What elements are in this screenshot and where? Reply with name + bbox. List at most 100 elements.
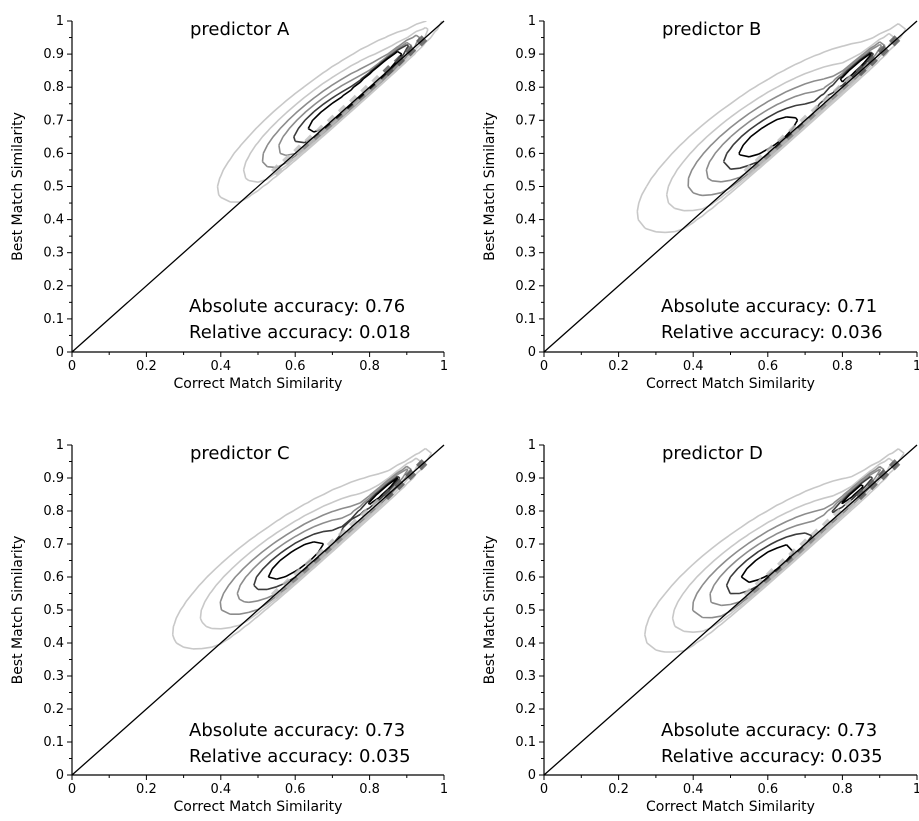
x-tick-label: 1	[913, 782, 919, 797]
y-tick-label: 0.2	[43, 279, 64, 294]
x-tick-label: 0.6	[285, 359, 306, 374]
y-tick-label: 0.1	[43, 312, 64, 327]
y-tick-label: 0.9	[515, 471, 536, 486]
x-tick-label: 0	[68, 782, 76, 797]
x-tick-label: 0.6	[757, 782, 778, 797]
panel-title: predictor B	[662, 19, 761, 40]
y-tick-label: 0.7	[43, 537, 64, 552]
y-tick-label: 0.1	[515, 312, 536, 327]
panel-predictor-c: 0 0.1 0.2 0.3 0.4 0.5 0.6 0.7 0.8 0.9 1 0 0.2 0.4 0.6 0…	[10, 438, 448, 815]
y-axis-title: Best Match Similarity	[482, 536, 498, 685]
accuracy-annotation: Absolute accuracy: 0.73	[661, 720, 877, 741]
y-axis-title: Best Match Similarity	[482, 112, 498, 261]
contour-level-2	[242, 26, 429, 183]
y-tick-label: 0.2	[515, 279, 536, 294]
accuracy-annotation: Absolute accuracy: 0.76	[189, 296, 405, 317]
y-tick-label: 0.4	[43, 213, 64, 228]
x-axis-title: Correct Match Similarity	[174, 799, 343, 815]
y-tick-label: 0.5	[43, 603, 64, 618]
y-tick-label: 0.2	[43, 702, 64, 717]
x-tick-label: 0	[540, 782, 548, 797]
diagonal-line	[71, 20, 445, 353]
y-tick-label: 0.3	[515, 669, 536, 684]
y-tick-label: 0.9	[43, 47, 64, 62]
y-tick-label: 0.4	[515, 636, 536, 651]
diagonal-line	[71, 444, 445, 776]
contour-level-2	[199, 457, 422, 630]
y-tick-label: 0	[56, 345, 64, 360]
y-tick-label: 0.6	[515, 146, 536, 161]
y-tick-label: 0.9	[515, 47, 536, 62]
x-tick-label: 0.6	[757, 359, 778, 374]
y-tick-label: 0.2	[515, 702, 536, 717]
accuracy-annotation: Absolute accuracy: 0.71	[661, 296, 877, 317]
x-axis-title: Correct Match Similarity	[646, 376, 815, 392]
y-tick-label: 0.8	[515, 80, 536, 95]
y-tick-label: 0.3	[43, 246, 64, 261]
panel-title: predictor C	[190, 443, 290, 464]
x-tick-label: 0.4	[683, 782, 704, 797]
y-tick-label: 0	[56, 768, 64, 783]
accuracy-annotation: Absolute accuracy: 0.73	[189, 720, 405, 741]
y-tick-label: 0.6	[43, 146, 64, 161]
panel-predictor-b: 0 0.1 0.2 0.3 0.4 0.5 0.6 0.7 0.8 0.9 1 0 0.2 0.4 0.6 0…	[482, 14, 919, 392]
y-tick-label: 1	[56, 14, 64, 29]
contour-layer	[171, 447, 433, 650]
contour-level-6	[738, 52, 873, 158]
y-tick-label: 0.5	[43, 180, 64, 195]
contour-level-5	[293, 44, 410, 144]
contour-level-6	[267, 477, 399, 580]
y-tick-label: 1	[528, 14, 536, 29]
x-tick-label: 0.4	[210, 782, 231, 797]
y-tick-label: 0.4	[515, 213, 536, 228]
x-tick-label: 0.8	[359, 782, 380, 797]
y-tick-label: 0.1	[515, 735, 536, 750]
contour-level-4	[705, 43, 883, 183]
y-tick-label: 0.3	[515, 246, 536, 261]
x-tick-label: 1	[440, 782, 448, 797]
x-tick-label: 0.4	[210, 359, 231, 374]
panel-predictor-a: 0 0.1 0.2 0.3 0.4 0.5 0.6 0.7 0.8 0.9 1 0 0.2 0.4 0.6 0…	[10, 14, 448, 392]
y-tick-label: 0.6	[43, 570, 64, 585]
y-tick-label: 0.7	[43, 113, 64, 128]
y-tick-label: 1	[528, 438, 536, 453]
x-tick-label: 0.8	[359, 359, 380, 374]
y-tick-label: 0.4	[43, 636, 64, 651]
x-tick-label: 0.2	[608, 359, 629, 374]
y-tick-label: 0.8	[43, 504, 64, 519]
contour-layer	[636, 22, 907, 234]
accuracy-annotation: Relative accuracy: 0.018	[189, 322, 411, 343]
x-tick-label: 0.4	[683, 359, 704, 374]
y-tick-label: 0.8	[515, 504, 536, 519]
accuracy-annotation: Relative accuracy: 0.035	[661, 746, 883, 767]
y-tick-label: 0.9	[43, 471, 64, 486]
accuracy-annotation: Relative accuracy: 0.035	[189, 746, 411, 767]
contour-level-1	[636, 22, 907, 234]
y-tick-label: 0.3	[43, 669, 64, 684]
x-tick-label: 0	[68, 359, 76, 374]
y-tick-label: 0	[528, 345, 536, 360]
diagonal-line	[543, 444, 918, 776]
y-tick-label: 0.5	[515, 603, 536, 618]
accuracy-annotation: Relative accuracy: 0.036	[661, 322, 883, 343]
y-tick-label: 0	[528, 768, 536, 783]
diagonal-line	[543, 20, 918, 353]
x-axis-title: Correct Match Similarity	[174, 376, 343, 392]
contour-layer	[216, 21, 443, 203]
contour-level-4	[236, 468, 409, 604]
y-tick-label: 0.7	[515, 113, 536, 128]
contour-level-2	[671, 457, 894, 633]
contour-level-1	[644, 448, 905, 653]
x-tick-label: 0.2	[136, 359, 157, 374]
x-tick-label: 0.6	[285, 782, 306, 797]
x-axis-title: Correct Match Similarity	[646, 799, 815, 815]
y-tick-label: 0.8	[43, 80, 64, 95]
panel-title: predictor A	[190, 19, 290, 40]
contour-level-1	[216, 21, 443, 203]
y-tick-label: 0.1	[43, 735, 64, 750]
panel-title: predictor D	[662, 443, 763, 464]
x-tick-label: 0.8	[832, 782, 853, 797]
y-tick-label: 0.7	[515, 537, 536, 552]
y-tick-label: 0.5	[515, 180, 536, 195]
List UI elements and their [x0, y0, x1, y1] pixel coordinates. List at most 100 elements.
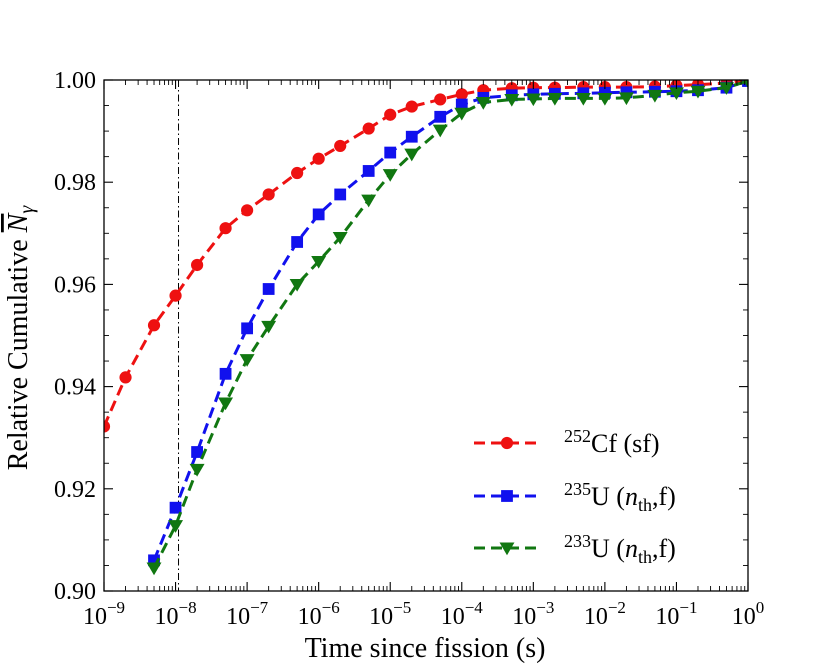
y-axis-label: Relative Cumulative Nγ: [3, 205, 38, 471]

________

GIVEN REQUEST
Set out every line of the records above as a numbered list, skipping blank lines and leaving out the pictures.

FINISHED EXERCISE
1. What elements are in this screenshot and where? Reply with name + bbox. List at most 100 elements.
2. x-tick-label: 1	[913, 782, 919, 797]
3. y-tick-label: 0.2	[43, 279, 64, 294]
4. x-tick-label: 0.6	[285, 359, 306, 374]
5. y-tick-label: 0.1	[43, 312, 64, 327]
6. y-tick-label: 0.9	[515, 471, 536, 486]
7. x-tick-label: 0	[68, 782, 76, 797]
8. x-tick-label: 0.6	[757, 782, 778, 797]
9. panel-title: predictor B	[662, 19, 761, 40]
10. y-tick-label: 0.7	[43, 537, 64, 552]
11. y-tick-label: 0.1	[515, 312, 536, 327]
12. panel-predictor-c: 0 0.1 0.2 0.3 0.4 0.5 0.6 0.7 0.8 0.9 1 0 0.2 0.4 0.6 0…	[10, 438, 448, 815]
13. y-axis-title: Best Match Similarity	[482, 536, 498, 685]
14. accuracy-annotation: Absolute accuracy: 0.73	[661, 720, 877, 741]
15. y-axis-title: Best Match Similarity	[482, 112, 498, 261]
16. contour-level-2	[242, 26, 429, 183]
17. y-tick-label: 0.2	[515, 279, 536, 294]
18. accuracy-annotation: Absolute accuracy: 0.76	[189, 296, 405, 317]
19. y-tick-label: 0.4	[43, 213, 64, 228]
20. x-axis-title: Correct Match Similarity	[174, 799, 343, 815]
21. y-tick-label: 0.5	[43, 603, 64, 618]
22. y-tick-label: 0.2	[43, 702, 64, 717]
23. x-tick-label: 0	[540, 782, 548, 797]
24. diagonal-line	[71, 20, 445, 353]
25. y-tick-label: 0.3	[515, 669, 536, 684]
26. y-tick-label: 0.9	[43, 47, 64, 62]
27. y-tick-label: 0.4	[515, 636, 536, 651]
28. diagonal-line	[71, 444, 445, 776]
29. contour-level-2	[199, 457, 422, 630]
30. y-tick-label: 0	[56, 345, 64, 360]
31. y-tick-label: 0.6	[515, 146, 536, 161]
32. y-tick-label: 0.9	[515, 47, 536, 62]
33. x-tick-label: 0.6	[757, 359, 778, 374]
34. y-tick-label: 0.2	[515, 702, 536, 717]
35. accuracy-annotation: Absolute accuracy: 0.71	[661, 296, 877, 317]
36. x-axis-title: Correct Match Similarity	[646, 376, 815, 392]
37. y-tick-label: 0.8	[515, 80, 536, 95]
38. y-tick-label: 0.3	[43, 246, 64, 261]
39. panel-title: predictor C	[190, 443, 290, 464]
40. x-tick-label: 0.4	[683, 782, 704, 797]
41. y-tick-label: 0	[56, 768, 64, 783]
42. accuracy-annotation: Absolute accuracy: 0.73	[189, 720, 405, 741]
43. y-tick-label: 0.6	[43, 146, 64, 161]
44. panel-predictor-b: 0 0.1 0.2 0.3 0.4 0.5 0.6 0.7 0.8 0.9 1 0 0.2 0.4 0.6 0…	[482, 14, 919, 392]
45. y-tick-label: 1	[56, 14, 64, 29]
46. contour-layer	[171, 447, 433, 650]
47. contour-level-6	[738, 52, 873, 158]
48. y-tick-label: 0.5	[43, 180, 64, 195]
49. contour-level-5	[293, 44, 410, 144]
50. contour-level-6	[267, 477, 399, 580]
51. y-tick-label: 1	[528, 14, 536, 29]
52. x-tick-label: 0.4	[210, 782, 231, 797]
53. y-tick-label: 0.4	[515, 213, 536, 228]
54. x-tick-label: 0.8	[359, 782, 380, 797]
55. y-tick-label: 0.1	[515, 735, 536, 750]
56. contour-level-4	[705, 43, 883, 183]
57. y-tick-label: 0.3	[515, 246, 536, 261]
58. x-tick-label: 1	[440, 782, 448, 797]
59. x-tick-label: 0.4	[210, 359, 231, 374]
60. panel-predictor-a: 0 0.1 0.2 0.3 0.4 0.5 0.6 0.7 0.8 0.9 1 0 0.2 0.4 0.6 0…	[10, 14, 448, 392]
61. y-tick-label: 0.6	[43, 570, 64, 585]
62. y-tick-label: 0.7	[43, 113, 64, 128]
63. y-tick-label: 1	[528, 438, 536, 453]
64. x-tick-label: 0.8	[359, 359, 380, 374]
65. y-tick-label: 0.4	[43, 636, 64, 651]
66. x-tick-label: 0.2	[608, 359, 629, 374]
67. y-tick-label: 0.8	[43, 504, 64, 519]
68. contour-layer	[636, 22, 907, 234]
69. accuracy-annotation: Relative accuracy: 0.018	[189, 322, 411, 343]
70. x-tick-label: 0.4	[683, 359, 704, 374]
71. y-tick-label: 0.8	[515, 504, 536, 519]
72. accuracy-annotation: Relative accuracy: 0.035	[661, 746, 883, 767]
73. y-tick-label: 0.9	[43, 471, 64, 486]
74. accuracy-annotation: Relative accuracy: 0.035	[189, 746, 411, 767]
75. contour-level-1	[636, 22, 907, 234]
76. y-tick-label: 0.3	[43, 669, 64, 684]
77. x-tick-label: 0	[68, 359, 76, 374]
78. y-tick-label: 0	[528, 345, 536, 360]
79. diagonal-line	[543, 444, 918, 776]
80. y-tick-label: 0.5	[515, 603, 536, 618]
81. accuracy-annotation: Relative accuracy: 0.036	[661, 322, 883, 343]
82. y-tick-label: 0	[528, 768, 536, 783]
83. diagonal-line	[543, 20, 918, 353]
84. x-axis-title: Correct Match Similarity	[174, 376, 343, 392]
85. contour-layer	[216, 21, 443, 203]
86. contour-level-4	[236, 468, 409, 604]
87. y-tick-label: 0.7	[515, 113, 536, 128]
88. contour-level-2	[671, 457, 894, 633]
89. contour-level-1	[644, 448, 905, 653]
90. x-tick-label: 0.2	[136, 359, 157, 374]
91. x-tick-label: 0.6	[285, 782, 306, 797]
92. x-axis-title: Correct Match Similarity	[646, 799, 815, 815]
93. y-tick-label: 0.8	[43, 80, 64, 95]
94. panel-title: predictor A	[190, 19, 290, 40]
95. contour-level-1	[216, 21, 443, 203]
96. y-tick-label: 0.1	[43, 735, 64, 750]
97. panel-title: predictor D	[662, 443, 763, 464]
98. x-tick-label: 0.8	[832, 782, 853, 797]
99. y-tick-label: 0.7	[515, 537, 536, 552]
100. y-tick-label: 0.5	[515, 180, 536, 195]
101. List UI elements and their [x0, y0, x1, y1] pixel coordinates. List at most 100 elements.
102. y-axis-label: Relative Cumulative Nγ: [3, 205, 38, 471]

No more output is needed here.